What needs to be done
Print each line of the listing once more, precisely as given.

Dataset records
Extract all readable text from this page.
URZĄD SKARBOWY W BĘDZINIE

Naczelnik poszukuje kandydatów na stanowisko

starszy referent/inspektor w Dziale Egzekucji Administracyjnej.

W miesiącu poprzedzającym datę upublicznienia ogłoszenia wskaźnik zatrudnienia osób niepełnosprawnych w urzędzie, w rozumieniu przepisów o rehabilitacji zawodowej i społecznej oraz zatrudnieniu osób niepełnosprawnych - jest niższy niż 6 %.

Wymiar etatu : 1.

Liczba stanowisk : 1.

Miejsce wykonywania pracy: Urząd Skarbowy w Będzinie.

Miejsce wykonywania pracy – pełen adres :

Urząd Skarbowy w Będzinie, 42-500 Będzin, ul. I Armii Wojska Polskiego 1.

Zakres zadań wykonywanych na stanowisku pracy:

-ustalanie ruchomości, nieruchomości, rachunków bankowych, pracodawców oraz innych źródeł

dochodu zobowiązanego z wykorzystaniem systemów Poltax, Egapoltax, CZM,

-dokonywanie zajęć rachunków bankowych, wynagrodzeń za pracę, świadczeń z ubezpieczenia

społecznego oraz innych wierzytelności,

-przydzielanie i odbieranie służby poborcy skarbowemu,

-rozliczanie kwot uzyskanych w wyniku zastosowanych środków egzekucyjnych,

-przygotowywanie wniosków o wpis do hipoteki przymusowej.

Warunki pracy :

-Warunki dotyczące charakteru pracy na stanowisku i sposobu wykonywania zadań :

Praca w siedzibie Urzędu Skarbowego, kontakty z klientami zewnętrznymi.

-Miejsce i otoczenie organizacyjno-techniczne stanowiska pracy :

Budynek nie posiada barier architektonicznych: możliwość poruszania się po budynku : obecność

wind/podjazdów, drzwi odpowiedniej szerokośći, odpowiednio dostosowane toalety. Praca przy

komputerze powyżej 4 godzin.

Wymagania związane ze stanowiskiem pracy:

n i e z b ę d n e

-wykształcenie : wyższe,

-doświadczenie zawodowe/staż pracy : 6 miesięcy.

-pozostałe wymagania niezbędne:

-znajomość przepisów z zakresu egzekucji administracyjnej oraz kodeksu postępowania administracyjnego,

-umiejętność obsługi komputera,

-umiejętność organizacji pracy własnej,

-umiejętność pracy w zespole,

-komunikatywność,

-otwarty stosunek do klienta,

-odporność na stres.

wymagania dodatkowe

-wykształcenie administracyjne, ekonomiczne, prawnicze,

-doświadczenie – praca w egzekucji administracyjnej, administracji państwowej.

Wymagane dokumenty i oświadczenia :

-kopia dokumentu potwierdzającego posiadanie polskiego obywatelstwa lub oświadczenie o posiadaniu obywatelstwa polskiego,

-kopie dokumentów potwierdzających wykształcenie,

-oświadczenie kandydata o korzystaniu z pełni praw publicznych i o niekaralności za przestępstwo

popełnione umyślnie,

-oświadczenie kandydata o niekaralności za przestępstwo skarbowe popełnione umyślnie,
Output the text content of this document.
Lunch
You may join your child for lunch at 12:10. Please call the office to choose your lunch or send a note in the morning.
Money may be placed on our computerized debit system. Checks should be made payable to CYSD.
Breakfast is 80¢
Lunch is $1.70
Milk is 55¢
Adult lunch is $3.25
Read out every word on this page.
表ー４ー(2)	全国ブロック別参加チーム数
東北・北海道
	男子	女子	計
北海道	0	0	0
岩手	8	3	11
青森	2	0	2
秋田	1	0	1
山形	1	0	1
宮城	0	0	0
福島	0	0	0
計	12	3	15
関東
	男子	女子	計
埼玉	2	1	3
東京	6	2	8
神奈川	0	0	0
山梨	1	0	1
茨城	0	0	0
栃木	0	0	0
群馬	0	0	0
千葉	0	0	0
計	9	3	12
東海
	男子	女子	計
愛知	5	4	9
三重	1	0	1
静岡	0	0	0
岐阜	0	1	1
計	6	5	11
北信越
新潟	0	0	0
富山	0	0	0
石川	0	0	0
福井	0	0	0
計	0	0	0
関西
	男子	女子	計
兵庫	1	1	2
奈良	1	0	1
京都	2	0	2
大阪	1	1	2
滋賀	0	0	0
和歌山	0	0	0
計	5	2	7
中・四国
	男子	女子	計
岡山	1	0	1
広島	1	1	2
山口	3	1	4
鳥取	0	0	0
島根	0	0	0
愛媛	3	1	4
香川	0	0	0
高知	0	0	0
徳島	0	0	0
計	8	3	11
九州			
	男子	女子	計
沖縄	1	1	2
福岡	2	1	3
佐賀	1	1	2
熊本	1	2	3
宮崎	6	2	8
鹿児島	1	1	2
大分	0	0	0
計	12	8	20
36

Solved exercise
Extract all readable text from this page.
URZĄD SKARBOWY W BĘDZINIE

Naczelnik poszukuje kandydatów na stanowisko

starszy referent/inspektor w Dziale Egzekucji Administracyjnej.

W miesiącu poprzedzającym datę upublicznienia ogłoszenia wskaźnik zatrudnienia osób niepełnosprawnych w urzędzie, w rozumieniu przepisów o rehabilitacji zawodowej i społecznej oraz zatrudnieniu osób niepełnosprawnych - jest niższy niż 6 %.

Wymiar etatu : 1.

Liczba stanowisk : 1.

Miejsce wykonywania pracy: Urząd Skarbowy w Będzinie.

Miejsce wykonywania pracy – pełen adres :

Urząd Skarbowy w Będzinie, 42-500 Będzin, ul. I Armii Wojska Polskiego 1.

Zakres zadań wykonywanych na stanowisku pracy:

-ustalanie ruchomości, nieruchomości, rachunków bankowych, pracodawców oraz innych źródeł

dochodu zobowiązanego z wykorzystaniem systemów Poltax, Egapoltax, CZM,

-dokonywanie zajęć rachunków bankowych, wynagrodzeń za pracę, świadczeń z ubezpieczenia

społecznego oraz innych wierzytelności,

-przydzielanie i odbieranie służby poborcy skarbowemu,

-rozliczanie kwot uzyskanych w wyniku zastosowanych środków egzekucyjnych,

-przygotowywanie wniosków o wpis do hipoteki przymusowej.

Warunki pracy :

-Warunki dotyczące charakteru pracy na stanowisku i sposobu wykonywania zadań :

Praca w siedzibie Urzędu Skarbowego, kontakty z klientami zewnętrznymi.

-Miejsce i otoczenie organizacyjno-techniczne stanowiska pracy :

Budynek nie posiada barier architektonicznych: możliwość poruszania się po budynku : obecność

wind/podjazdów, drzwi odpowiedniej szerokośći, odpowiednio dostosowane toalety. Praca przy

komputerze powyżej 4 godzin.

Wymagania związane ze stanowiskiem pracy:

n i e z b ę d n e

-wykształcenie : wyższe,

-doświadczenie zawodowe/staż pracy : 6 miesięcy.

-pozostałe wymagania niezbędne:

-znajomość przepisów z zakresu egzekucji administracyjnej oraz kodeksu postępowania administracyjnego,

-umiejętność obsługi komputera,

-umiejętność organizacji pracy własnej,

-umiejętność pracy w zespole,

-komunikatywność,

-otwarty stosunek do klienta,

-odporność na stres.

wymagania dodatkowe

-wykształcenie administracyjne, ekonomiczne, prawnicze,

-doświadczenie – praca w egzekucji administracyjnej, administracji państwowej.

Wymagane dokumenty i oświadczenia :

-kopia dokumentu potwierdzającego posiadanie polskiego obywatelstwa lub oświadczenie o posiadaniu obywatelstwa polskiego,

-kopie dokumentów potwierdzających wykształcenie,

-oświadczenie kandydata o korzystaniu z pełni praw publicznych i o niekaralności za przestępstwo

popełnione umyślnie,

-oświadczenie kandydata o niekaralności za przestępstwo skarbowe popełnione umyślnie,
Output the text content of this document.
Lunch
You may join your child for lunch at 12:10. Please call the office to choose your lunch or send a note in the morning.
Money may be placed on our computerized debit system. Checks should be made payable to CYSD.
Breakfast is 80¢
Lunch is $1.70
Milk is 55¢
Adult lunch is $3.25
Read out every word on this page.
表ー４ー(2)	全国ブロック別参加チーム数
東北・北海道
	男子	女子	計
北海道	0	0	0
岩手	8	3	11
青森	2	0	2
秋田	1	0	1
山形	1	0	1
宮城	0	0	0
福島	0	0	0
計	12	3	15
関東
	男子	女子	計
埼玉	2	1	3
東京	6	2	8
神奈川	0	0	0
山梨	1	0	1
茨城	0	0	0
栃木	0	0	0
群馬	0	0	0
千葉	0	0	0
計	9	3	12
東海
	男子	女子	計
愛知	5	4	9
三重	1	0	1
静岡	0	0	0
岐阜	0	1	1
計	6	5	11
北信越
新潟	0	0	0
富山	0	0	0
石川	0	0	0
福井	0	0	0
計	0	0	0
関西
	男子	女子	計
兵庫	1	1	2
奈良	1	0	1
京都	2	0	2
大阪	1	1	2
滋賀	0	0	0
和歌山	0	0	0
計	5	2	7
中・四国
	男子	女子	計
岡山	1	0	1
広島	1	1	2
山口	3	1	4
鳥取	0	0	0
島根	0	0	0
愛媛	3	1	4
香川	0	0	0
高知	0	0	0
徳島	0	0	0
計	8	3	11
九州			
	男子	女子	計
沖縄	1	1	2
福岡	2	1	3
佐賀	1	1	2
熊本	1	2	3
宮崎	6	2	8
鹿児島	1	1	2
大分	0	0	0
計	12	8	20
36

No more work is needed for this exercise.